— START Records shown —
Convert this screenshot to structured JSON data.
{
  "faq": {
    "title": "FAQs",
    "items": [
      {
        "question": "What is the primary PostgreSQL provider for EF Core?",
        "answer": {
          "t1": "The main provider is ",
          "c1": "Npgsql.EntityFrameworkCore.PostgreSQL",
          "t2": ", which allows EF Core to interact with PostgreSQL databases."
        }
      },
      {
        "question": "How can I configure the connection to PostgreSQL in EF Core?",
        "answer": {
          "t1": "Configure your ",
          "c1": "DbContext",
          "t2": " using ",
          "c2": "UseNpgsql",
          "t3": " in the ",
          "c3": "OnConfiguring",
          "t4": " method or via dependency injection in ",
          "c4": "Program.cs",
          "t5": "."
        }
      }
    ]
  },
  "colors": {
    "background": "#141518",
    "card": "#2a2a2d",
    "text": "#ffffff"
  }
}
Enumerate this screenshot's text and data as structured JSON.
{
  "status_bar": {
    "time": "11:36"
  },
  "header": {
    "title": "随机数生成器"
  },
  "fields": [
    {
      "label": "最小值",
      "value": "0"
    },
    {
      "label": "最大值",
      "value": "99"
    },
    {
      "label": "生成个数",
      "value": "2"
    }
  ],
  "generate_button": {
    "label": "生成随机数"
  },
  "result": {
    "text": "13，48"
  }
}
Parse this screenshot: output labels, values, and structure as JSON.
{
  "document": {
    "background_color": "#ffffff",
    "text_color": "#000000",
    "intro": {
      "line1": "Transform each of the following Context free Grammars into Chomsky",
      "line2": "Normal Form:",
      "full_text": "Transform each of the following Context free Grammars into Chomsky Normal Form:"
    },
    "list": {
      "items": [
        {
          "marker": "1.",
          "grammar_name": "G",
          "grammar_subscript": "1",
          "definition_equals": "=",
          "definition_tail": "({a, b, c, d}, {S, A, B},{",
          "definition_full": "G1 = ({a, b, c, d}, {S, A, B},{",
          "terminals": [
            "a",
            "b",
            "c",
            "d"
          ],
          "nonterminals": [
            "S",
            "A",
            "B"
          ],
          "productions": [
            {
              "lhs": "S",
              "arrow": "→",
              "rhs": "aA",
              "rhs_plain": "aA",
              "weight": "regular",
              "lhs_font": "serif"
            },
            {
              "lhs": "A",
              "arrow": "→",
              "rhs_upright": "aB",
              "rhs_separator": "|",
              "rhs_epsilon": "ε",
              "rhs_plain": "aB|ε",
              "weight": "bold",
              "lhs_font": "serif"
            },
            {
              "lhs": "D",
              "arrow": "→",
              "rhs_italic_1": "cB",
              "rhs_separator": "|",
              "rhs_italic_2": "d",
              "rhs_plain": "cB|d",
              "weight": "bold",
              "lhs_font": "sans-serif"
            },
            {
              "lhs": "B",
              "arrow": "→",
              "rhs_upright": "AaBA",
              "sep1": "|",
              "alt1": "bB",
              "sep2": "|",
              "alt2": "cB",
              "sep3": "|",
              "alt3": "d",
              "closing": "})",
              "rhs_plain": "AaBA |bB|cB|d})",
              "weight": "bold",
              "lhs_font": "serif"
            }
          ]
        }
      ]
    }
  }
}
— END Records shown —
▶ _Given instruction_: Going over the lines above, work out how many include "PostgreSQL", then give only that number.

▶ _Completed task_: 4